_Extracted entries_

________________________________________

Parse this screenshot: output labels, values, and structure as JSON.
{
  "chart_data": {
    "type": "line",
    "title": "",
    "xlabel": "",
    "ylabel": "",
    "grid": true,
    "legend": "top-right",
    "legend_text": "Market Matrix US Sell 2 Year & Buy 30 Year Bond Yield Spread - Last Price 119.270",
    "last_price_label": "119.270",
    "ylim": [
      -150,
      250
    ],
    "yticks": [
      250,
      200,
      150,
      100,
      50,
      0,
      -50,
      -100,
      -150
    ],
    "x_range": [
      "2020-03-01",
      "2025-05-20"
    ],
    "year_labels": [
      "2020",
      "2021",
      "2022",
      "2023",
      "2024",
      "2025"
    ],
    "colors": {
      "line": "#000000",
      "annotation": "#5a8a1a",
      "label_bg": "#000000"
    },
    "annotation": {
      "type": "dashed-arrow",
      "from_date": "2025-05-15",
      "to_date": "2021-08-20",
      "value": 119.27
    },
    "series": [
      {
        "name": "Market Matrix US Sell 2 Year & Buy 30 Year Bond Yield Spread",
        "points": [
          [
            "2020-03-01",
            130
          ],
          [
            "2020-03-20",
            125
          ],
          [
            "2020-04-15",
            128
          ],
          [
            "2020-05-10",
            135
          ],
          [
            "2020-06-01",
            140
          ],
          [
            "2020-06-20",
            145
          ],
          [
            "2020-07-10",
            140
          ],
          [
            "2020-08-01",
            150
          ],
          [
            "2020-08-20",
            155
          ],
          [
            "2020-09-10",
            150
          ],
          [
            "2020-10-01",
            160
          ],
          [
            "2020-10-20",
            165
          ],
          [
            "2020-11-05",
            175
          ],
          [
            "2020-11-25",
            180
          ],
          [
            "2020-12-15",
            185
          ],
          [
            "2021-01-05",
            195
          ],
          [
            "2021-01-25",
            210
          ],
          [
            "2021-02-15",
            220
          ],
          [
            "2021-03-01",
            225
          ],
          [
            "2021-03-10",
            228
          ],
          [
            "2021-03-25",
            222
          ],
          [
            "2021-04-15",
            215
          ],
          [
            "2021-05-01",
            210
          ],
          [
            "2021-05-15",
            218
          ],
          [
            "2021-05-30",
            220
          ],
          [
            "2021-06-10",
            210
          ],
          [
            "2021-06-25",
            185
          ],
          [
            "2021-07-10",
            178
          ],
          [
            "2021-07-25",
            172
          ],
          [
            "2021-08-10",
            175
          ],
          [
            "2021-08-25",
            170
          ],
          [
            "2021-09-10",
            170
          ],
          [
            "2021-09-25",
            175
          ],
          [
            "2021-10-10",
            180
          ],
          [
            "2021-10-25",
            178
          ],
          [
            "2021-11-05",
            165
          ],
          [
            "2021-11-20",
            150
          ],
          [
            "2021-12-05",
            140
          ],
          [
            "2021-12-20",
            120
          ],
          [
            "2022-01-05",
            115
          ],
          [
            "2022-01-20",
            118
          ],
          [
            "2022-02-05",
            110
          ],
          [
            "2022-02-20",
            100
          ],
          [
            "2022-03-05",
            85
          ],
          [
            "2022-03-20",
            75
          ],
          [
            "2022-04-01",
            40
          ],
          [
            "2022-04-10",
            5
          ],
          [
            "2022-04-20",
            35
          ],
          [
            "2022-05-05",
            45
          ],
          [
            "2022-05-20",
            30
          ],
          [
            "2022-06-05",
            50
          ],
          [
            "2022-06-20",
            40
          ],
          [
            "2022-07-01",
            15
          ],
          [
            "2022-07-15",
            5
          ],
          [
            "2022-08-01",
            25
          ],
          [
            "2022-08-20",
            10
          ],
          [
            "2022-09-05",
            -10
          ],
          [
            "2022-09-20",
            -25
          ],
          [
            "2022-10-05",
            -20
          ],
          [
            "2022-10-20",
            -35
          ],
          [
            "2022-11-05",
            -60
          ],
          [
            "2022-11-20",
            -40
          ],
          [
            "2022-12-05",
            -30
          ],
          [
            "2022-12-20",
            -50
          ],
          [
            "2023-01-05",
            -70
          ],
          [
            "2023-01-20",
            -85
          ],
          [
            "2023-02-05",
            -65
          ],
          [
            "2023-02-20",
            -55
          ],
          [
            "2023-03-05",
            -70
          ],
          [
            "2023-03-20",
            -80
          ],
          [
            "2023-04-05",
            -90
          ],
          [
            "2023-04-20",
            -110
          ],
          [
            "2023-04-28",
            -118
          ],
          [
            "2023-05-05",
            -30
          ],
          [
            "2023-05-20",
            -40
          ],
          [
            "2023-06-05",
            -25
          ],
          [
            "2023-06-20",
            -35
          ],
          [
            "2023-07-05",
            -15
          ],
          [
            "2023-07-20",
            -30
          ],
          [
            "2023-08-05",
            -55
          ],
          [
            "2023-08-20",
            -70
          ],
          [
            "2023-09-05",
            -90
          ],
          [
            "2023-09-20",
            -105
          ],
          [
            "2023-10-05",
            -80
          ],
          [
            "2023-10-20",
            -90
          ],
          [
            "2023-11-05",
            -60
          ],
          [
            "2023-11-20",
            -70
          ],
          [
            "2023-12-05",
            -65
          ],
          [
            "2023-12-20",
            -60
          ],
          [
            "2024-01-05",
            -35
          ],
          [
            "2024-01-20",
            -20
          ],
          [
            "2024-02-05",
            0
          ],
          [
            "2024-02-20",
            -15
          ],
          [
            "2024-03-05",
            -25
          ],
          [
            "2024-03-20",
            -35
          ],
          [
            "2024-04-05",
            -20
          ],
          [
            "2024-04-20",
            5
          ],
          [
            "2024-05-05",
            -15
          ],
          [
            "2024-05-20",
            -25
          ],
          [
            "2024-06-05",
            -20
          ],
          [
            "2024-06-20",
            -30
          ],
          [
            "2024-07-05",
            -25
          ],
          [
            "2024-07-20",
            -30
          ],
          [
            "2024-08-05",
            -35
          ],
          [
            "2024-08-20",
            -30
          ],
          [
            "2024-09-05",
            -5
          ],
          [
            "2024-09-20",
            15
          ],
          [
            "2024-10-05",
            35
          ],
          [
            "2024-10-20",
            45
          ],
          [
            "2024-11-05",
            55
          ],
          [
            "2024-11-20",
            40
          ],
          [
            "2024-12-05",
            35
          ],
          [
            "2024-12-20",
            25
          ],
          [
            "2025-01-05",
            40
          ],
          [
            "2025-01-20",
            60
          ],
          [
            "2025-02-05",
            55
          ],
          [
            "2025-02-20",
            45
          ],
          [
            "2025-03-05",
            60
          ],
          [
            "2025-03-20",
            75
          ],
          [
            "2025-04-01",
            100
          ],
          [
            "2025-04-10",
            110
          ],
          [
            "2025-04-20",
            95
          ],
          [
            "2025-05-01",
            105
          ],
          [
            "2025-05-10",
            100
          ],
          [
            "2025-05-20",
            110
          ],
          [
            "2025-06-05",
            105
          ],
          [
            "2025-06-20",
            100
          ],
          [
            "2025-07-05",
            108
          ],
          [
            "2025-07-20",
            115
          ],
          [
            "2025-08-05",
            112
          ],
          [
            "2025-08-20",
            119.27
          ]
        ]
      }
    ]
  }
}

________________________________________

_What the task asks_
Would you copy out each line exactly as written?

_Output for this exercise_
Parse this screenshot: output labels, values, and structure as JSON.
{
  "chart_data": {
    "type": "line",
    "title": "",
    "xlabel": "",
    "ylabel": "",
    "grid": true,
    "legend": "top-right",
    "legend_text": "Market Matrix US Sell 2 Year & Buy 30 Year Bond Yield Spread - Last Price 119.270",
    "last_price_label": "119.270",
    "ylim": [
      -150,
      250
    ],
    "yticks": [
      250,
      200,
      150,
      100,
      50,
      0,
      -50,
      -100,
      -150
    ],
    "x_range": [
      "2020-03-01",
      "2025-05-20"
    ],
    "year_labels": [
      "2020",
      "2021",
      "2022",
      "2023",
      "2024",
      "2025"
    ],
    "colors": {
      "line": "#000000",
      "annotation": "#5a8a1a",
      "label_bg": "#000000"
    },
    "annotation": {
      "type": "dashed-arrow",
      "from_date": "2025-05-15",
      "to_date": "2021-08-20",
      "value": 119.27
    },
    "series": [
      {
        "name": "Market Matrix US Sell 2 Year & Buy 30 Year Bond Yield Spread",
        "points": [
          [
            "2020-03-01",
            130
          ],
          [
            "2020-03-20",
            125
          ],
          [
            "2020-04-15",
            128
          ],
          [
            "2020-05-10",
            135
          ],
          [
            "2020-06-01",
            140
          ],
          [
            "2020-06-20",
            145
          ],
          [
            "2020-07-10",
            140
          ],
          [
            "2020-08-01",
            150
          ],
          [
            "2020-08-20",
            155
          ],
          [
            "2020-09-10",
            150
          ],
          [
            "2020-10-01",
            160
          ],
          [
            "2020-10-20",
            165
          ],
          [
            "2020-11-05",
            175
          ],
          [
            "2020-11-25",
            180
          ],
          [
            "2020-12-15",
            185
          ],
          [
            "2021-01-05",
            195
          ],
          [
            "2021-01-25",
            210
          ],
          [
            "2021-02-15",
            220
          ],
          [
            "2021-03-01",
            225
          ],
          [
            "2021-03-10",
            228
          ],
          [
            "2021-03-25",
            222
          ],
          [
            "2021-04-15",
            215
          ],
          [
            "2021-05-01",
            210
          ],
          [
            "2021-05-15",
            218
          ],
          [
            "2021-05-30",
            220
          ],
          [
            "2021-06-10",
            210
          ],
          [
            "2021-06-25",
            185
          ],
          [
            "2021-07-10",
            178
          ],
          [
            "2021-07-25",
            172
          ],
          [
            "2021-08-10",
            175
          ],
          [
            "2021-08-25",
            170
          ],
          [
            "2021-09-10",
            170
          ],
          [
            "2021-09-25",
            175
          ],
          [
            "2021-10-10",
            180
          ],
          [
            "2021-10-25",
            178
          ],
          [
            "2021-11-05",
            165
          ],
          [
            "2021-11-20",
            150
          ],
          [
            "2021-12-05",
            140
          ],
          [
            "2021-12-20",
            120
          ],
          [
            "2022-01-05",
            115
          ],
          [
            "2022-01-20",
            118
          ],
          [
            "2022-02-05",
            110
          ],
          [
            "2022-02-20",
            100
          ],
          [
            "2022-03-05",
            85
          ],
          [
            "2022-03-20",
            75
          ],
          [
            "2022-04-01",
            40
          ],
          [
            "2022-04-10",
            5
          ],
          [
            "2022-04-20",
            35
          ],
          [
            "2022-05-05",
            45
          ],
          [
            "2022-05-20",
            30
          ],
          [
            "2022-06-05",
            50
          ],
          [
            "2022-06-20",
            40
          ],
          [
            "2022-07-01",
            15
          ],
          [
            "2022-07-15",
            5
          ],
          [
            "2022-08-01",
            25
          ],
          [
            "2022-08-20",
            10
          ],
          [
            "2022-09-05",
            -10
          ],
          [
            "2022-09-20",
            -25
          ],
          [
            "2022-10-05",
            -20
          ],
          [
            "2022-10-20",
            -35
          ],
          [
            "2022-11-05",
            -60
          ],
          [
            "2022-11-20",
            -40
          ],
          [
            "2022-12-05",
            -30
          ],
          [
            "2022-12-20",
            -50
          ],
          [
            "2023-01-05",
            -70
          ],
          [
            "2023-01-20",
            -85
          ],
          [
            "2023-02-05",
            -65
          ],
          [
            "2023-02-20",
            -55
          ],
          [
            "2023-03-05",
            -70
          ],
          [
            "2023-03-20",
            -80
          ],
          [
            "2023-04-05",
            -90
          ],
          [
            "2023-04-20",
            -110
          ],
          [
            "2023-04-28",
            -118
          ],
          [
            "2023-05-05",
            -30
          ],
          [
            "2023-05-20",
            -40
          ],
          [
            "2023-06-05",
            -25
          ],
          [
            "2023-06-20",
            -35
          ],
          [
            "2023-07-05",
            -15
          ],
          [
            "2023-07-20",
            -30
          ],
          [
            "2023-08-05",
            -55
          ],
          [
            "2023-08-20",
            -70
          ],
          [
            "2023-09-05",
            -90
          ],
          [
            "2023-09-20",
            -105
          ],
          [
            "2023-10-05",
            -80
          ],
          [
            "2023-10-20",
            -90
          ],
          [
            "2023-11-05",
            -60
          ],
          [
            "2023-11-20",
            -70
          ],
          [
            "2023-12-05",
            -65
          ],
          [
            "2023-12-20",
            -60
          ],
          [
            "2024-01-05",
            -35
          ],
          [
            "2024-01-20",
            -20
          ],
          [
            "2024-02-05",
            0
          ],
          [
            "2024-02-20",
            -15
          ],
          [
            "2024-03-05",
            -25
          ],
          [
            "2024-03-20",
            -35
          ],
          [
            "2024-04-05",
            -20
          ],
          [
            "2024-04-20",
            5
          ],
          [
            "2024-05-05",
            -15
          ],
          [
            "2024-05-20",
            -25
          ],
          [
            "2024-06-05",
            -20
          ],
          [
            "2024-06-20",
            -30
          ],
          [
            "2024-07-05",
            -25
          ],
          [
            "2024-07-20",
            -30
          ],
          [
            "2024-08-05",
            -35
          ],
          [
            "2024-08-20",
            -30
          ],
          [
            "2024-09-05",
            -5
          ],
          [
            "2024-09-20",
            15
          ],
          [
            "2024-10-05",
            35
          ],
          [
            "2024-10-20",
            45
          ],
          [
            "2024-11-05",
            55
          ],
          [
            "2024-11-20",
            40
          ],
          [
            "2024-12-05",
            35
          ],
          [
            "2024-12-20",
            25
          ],
          [
            "2025-01-05",
            40
          ],
          [
            "2025-01-20",
            60
          ],
          [
            "2025-02-05",
            55
          ],
          [
            "2025-02-20",
            45
          ],
          [
            "2025-03-05",
            60
          ],
          [
            "2025-03-20",
            75
          ],
          [
            "2025-04-01",
            100
          ],
          [
            "2025-04-10",
            110
          ],
          [
            "2025-04-20",
            95
          ],
          [
            "2025-05-01",
            105
          ],
          [
            "2025-05-10",
            100
          ],
          [
            "2025-05-20",
            110
          ],
          [
            "2025-06-05",
            105
          ],
          [
            "2025-06-20",
            100
          ],
          [
            "2025-07-05",
            108
          ],
          [
            "2025-07-20",
            115
          ],
          [
            "2025-08-05",
            112
          ],
          [
            "2025-08-20",
            119.27
          ]
        ]
      }
    ]
  }
}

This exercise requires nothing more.